* **Problem**
Continue the text on Darius' defeated soldiers after Alexander's battles, starting where it stops. Ignore the material that follows it.

Despite exaggerating Persian army size and casualties, the Alexander historians make clear that the vast majority of Darius’ soldiers survived the battles of Granicus, Issus, and Gaugamela. A number of sources hint at their resulting attitudes towards the imperial power that had recruited them. A Babylonian text highlights the losing army’s disenchantment with its king, claiming that the troops deserted Darius and returned to their cities (BM 36761 and 36390; see van der Spek 2003, 297-299); but its perspective reflects Babylon’s rapid surrender, while the Alexander historians show that much of the Gaugamela army reassembled in Iran for further resistance (see Briant 2002, passim, on Achaemenid military resilience). We must consider a wide range of soldiers’ responses to the unprecedented situation of defeat within the imperial heartland.

In the aftermath of battle, defeated soldiers had several choices: they could attempt to rejoin the royal army, demonstrating a continued trust in Achaemenid authority; or maintain unit cohesion but follow a commander like Mazaeus in surrender to the enemy; or reject military authority entirely, seeking a place of refuge or an ultimate homecoming. This paper will explore several factors that influenced soldiers’ decisions, including distance from home and circumstances of recruitment; loss of property and camp followers during the chaos of escape from the battlefield; access to routes and supplies (subject to the conditions of their battlefield escape); loss or survival of officers and administrators; and religious or ideological considerations.

* **Available data**
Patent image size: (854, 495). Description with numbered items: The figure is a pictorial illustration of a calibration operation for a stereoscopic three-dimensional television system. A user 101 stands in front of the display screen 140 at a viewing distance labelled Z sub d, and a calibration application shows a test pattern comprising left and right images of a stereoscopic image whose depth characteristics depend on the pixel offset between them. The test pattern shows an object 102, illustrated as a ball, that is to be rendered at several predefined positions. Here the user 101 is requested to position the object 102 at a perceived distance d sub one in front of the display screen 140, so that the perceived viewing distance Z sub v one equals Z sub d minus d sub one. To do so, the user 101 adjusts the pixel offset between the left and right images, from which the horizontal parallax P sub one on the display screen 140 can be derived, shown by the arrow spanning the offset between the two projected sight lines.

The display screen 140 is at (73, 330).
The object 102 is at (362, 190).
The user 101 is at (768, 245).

* **Answer below**
Finally, it will consider the variety of options that awaited Achaemenid veterans in the years after Gaugamela. Those who returned to rural communities might encounter significant socio-economic disruption, as seems to have occurred in the Granicus valley of northwest Anatolia (Rose 2007), but many regions retained significant continuities with Achaemenid tradition, as shown by the Bactrian economic document ADAB C4 (Naveh and Shaked 2012, 198-212), and some returning veterans might have found that less had changed than they feared. On the other hand, many of those who did not desert Darius in 331 will have continued in further military service through the 320s, some resisting the invaders, but a greater number following former commanders into new employment in the armies of Alexander.